GIVEN TASK: Among the entries that follow, tally the lines with the string "effects". Give no more than the number.

MATERIAL:
···
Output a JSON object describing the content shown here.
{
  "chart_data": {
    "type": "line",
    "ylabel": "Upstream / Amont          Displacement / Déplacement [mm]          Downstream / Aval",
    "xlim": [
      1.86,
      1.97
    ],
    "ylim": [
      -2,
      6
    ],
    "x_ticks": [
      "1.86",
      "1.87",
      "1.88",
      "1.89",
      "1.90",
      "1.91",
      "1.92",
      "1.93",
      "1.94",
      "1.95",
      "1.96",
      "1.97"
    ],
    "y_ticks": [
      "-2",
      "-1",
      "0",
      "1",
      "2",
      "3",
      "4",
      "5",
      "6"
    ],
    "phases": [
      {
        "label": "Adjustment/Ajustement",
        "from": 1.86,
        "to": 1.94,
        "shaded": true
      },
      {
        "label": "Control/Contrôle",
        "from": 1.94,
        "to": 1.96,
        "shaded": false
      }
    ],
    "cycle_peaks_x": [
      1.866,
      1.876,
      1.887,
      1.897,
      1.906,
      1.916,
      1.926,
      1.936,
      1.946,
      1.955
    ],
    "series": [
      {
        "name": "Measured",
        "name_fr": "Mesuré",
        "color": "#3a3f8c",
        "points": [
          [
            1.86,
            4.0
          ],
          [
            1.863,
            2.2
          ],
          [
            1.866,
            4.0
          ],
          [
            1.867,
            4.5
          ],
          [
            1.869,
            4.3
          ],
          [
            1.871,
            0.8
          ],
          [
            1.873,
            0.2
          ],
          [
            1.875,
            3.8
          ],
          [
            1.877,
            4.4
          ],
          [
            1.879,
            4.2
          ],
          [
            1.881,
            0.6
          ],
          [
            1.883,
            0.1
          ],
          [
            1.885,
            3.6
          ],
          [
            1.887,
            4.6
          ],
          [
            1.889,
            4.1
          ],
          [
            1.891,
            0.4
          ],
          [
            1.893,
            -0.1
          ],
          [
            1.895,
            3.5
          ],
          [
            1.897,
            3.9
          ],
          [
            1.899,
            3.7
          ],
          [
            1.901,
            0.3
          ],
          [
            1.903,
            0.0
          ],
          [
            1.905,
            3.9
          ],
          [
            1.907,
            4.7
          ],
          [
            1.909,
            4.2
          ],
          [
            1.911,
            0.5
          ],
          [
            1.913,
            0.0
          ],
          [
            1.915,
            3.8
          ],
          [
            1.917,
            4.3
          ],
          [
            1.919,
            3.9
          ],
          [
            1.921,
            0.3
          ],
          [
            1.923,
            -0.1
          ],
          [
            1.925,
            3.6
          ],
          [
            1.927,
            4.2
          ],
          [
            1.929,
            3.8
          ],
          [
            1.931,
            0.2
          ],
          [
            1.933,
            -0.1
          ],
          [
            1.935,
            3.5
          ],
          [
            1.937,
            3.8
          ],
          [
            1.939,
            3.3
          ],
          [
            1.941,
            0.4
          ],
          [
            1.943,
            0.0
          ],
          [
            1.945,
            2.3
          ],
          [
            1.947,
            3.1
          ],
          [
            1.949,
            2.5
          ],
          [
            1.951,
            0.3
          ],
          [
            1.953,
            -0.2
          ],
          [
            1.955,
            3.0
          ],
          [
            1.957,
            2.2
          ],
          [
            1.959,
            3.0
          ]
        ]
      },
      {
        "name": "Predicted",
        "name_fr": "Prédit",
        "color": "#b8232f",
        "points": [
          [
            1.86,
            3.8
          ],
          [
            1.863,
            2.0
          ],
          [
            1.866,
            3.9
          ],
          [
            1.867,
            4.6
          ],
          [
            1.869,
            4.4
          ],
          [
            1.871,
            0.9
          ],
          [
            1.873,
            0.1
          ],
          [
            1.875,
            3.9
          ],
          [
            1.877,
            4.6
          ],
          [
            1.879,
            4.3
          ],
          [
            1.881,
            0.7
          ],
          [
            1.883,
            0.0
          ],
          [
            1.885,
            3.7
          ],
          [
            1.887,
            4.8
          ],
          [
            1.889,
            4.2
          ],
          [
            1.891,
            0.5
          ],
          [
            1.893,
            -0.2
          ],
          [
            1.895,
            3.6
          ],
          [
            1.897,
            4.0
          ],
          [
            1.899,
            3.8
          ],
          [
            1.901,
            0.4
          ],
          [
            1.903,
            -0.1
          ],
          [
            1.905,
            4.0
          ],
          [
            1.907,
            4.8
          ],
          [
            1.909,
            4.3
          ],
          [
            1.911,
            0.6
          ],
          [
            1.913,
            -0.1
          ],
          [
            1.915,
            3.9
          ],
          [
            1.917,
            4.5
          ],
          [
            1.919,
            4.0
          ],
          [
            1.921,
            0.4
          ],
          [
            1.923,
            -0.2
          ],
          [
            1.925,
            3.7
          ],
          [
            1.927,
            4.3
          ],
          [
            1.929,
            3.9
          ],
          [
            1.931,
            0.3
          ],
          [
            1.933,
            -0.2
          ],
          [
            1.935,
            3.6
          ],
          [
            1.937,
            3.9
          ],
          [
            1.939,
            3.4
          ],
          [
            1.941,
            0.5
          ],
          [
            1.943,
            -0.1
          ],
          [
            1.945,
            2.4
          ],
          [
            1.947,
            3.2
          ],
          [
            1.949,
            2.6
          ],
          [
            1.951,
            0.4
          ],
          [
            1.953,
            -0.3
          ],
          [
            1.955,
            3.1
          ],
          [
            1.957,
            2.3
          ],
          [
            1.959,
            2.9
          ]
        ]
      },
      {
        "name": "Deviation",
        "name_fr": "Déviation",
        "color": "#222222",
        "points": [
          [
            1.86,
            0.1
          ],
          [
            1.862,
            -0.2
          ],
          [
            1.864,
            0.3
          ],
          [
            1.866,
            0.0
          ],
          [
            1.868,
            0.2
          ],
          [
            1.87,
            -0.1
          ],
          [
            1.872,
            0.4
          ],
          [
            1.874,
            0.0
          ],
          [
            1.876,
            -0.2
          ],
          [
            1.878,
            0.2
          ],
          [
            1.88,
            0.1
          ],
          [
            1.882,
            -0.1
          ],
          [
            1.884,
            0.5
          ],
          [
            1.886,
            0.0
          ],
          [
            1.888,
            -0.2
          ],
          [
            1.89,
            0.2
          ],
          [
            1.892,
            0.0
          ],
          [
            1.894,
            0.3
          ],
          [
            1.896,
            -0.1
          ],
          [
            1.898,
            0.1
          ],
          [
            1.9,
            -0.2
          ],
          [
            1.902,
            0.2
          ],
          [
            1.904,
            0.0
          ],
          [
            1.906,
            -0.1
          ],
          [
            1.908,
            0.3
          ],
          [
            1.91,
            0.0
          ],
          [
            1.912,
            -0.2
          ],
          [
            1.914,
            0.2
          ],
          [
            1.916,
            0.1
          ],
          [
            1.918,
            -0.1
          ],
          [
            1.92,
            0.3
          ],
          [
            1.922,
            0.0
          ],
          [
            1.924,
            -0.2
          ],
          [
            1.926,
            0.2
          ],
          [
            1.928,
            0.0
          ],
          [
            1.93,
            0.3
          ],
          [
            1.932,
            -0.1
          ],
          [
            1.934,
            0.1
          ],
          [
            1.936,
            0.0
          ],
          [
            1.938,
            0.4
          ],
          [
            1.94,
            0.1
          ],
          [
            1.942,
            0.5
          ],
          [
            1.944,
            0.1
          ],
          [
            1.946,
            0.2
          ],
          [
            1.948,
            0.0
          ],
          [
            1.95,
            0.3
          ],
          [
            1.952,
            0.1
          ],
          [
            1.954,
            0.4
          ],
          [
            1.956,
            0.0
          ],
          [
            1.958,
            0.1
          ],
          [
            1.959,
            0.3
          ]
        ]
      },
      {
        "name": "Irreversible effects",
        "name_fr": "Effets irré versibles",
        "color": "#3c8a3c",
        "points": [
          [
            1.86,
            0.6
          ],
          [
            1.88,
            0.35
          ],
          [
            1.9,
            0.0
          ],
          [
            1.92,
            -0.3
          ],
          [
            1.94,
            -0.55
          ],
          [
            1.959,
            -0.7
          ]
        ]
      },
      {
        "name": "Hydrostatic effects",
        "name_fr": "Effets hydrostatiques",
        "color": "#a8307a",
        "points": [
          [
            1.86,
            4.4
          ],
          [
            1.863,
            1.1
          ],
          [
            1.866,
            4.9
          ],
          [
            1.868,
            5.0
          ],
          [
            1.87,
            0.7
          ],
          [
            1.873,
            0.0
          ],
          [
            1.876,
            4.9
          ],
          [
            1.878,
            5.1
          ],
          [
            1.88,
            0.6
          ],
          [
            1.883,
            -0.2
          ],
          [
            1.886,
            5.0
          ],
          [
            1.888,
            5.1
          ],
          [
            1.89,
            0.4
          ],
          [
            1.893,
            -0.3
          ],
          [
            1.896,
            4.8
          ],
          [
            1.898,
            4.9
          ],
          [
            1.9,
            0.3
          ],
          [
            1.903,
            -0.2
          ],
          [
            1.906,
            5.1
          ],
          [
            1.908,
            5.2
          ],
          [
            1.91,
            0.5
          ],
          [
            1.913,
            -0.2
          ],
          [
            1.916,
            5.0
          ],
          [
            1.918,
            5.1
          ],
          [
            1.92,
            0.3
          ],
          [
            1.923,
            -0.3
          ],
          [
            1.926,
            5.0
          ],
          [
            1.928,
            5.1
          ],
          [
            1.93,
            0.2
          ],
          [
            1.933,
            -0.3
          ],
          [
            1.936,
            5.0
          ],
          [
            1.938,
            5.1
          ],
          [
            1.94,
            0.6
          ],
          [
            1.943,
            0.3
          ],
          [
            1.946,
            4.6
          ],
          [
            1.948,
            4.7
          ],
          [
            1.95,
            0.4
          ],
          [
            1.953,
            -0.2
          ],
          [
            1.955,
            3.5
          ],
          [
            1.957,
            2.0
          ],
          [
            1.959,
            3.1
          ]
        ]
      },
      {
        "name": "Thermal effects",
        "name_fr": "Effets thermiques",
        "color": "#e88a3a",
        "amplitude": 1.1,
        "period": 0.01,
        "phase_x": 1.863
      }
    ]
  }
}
···
TASK RESPONSE: 3